→ **Written task**
Copy out the data below as written; omit any images.

→ **Records to process**
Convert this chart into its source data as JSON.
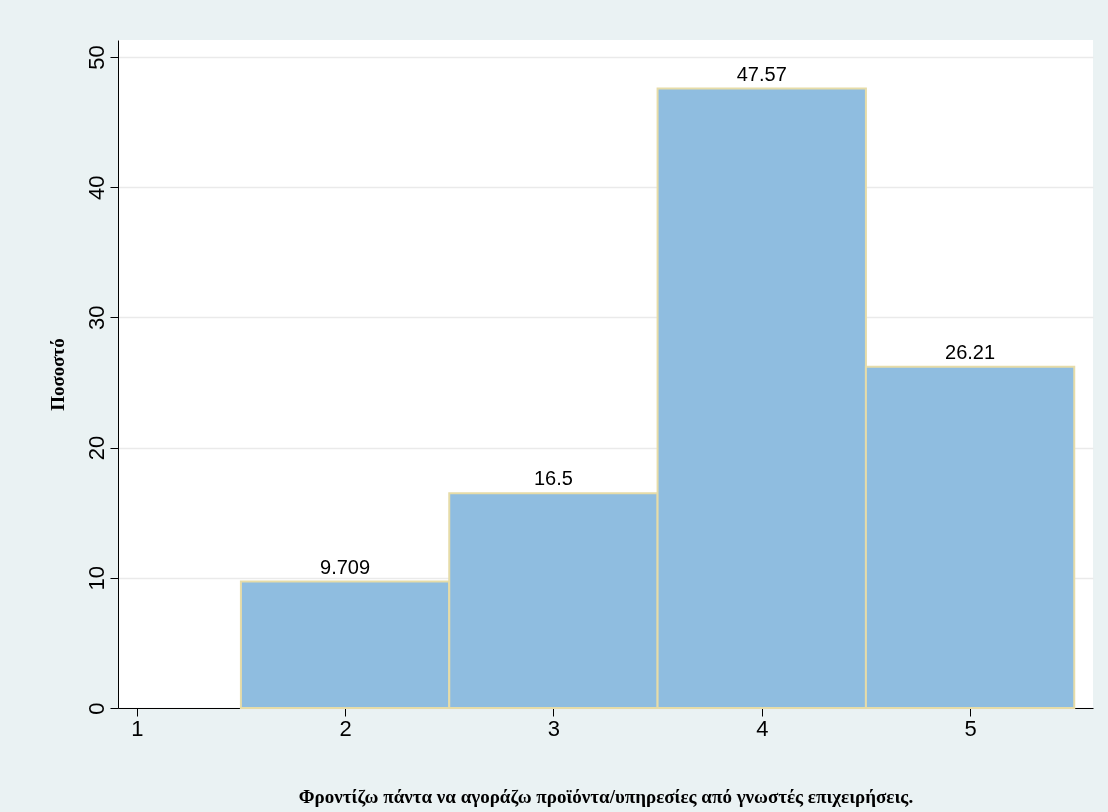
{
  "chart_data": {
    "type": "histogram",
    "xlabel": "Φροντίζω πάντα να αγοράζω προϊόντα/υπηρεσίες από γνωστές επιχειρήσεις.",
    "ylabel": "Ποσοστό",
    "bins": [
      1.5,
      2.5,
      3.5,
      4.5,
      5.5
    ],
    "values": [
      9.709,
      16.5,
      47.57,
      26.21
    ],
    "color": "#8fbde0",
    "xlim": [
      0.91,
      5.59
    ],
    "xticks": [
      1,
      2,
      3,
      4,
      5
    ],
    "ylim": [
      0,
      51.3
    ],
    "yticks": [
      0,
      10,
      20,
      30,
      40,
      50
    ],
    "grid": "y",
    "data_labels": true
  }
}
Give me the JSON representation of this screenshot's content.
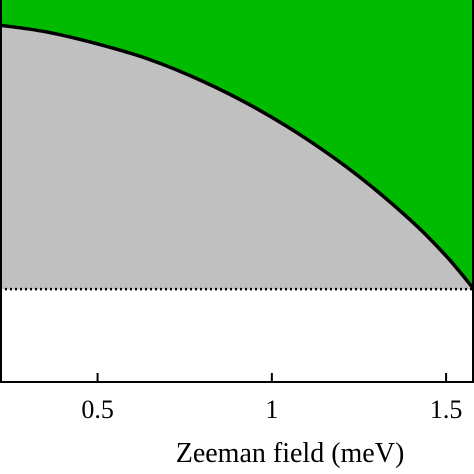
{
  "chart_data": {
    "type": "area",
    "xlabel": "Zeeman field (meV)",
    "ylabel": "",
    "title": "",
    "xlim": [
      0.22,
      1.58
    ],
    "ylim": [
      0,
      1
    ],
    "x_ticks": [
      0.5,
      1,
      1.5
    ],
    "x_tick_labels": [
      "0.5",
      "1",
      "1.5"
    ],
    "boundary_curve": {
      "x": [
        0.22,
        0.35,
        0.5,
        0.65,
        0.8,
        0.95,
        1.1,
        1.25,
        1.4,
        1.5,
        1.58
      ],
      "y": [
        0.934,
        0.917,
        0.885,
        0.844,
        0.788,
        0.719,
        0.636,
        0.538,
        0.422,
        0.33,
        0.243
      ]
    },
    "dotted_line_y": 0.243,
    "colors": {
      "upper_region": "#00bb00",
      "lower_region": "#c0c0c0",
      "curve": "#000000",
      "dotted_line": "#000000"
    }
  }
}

→ **The completed task**
Convert this chart into its source data as JSON.
{
  "chart_data": {
    "type": "histogram",
    "xlabel": "Φροντίζω πάντα να αγοράζω προϊόντα/υπηρεσίες από γνωστές επιχειρήσεις.",
    "ylabel": "Ποσοστό",
    "bins": [
      1.5,
      2.5,
      3.5,
      4.5,
      5.5
    ],
    "values": [
      9.709,
      16.5,
      47.57,
      26.21
    ],
    "color": "#8fbde0",
    "xlim": [
      0.91,
      5.59
    ],
    "xticks": [
      1,
      2,
      3,
      4,
      5
    ],
    "ylim": [
      0,
      51.3
    ],
    "yticks": [
      0,
      10,
      20,
      30,
      40,
      50
    ],
    "grid": "y",
    "data_labels": true
  }
}
Give me the JSON representation of this screenshot's content.
{
  "chart_data": {
    "type": "area",
    "xlabel": "Zeeman field (meV)",
    "ylabel": "",
    "title": "",
    "xlim": [
      0.22,
      1.58
    ],
    "ylim": [
      0,
      1
    ],
    "x_ticks": [
      0.5,
      1,
      1.5
    ],
    "x_tick_labels": [
      "0.5",
      "1",
      "1.5"
    ],
    "boundary_curve": {
      "x": [
        0.22,
        0.35,
        0.5,
        0.65,
        0.8,
        0.95,
        1.1,
        1.25,
        1.4,
        1.5,
        1.58
      ],
      "y": [
        0.934,
        0.917,
        0.885,
        0.844,
        0.788,
        0.719,
        0.636,
        0.538,
        0.422,
        0.33,
        0.243
      ]
    },
    "dotted_line_y": 0.243,
    "colors": {
      "upper_region": "#00bb00",
      "lower_region": "#c0c0c0",
      "curve": "#000000",
      "dotted_line": "#000000"
    }
  }
}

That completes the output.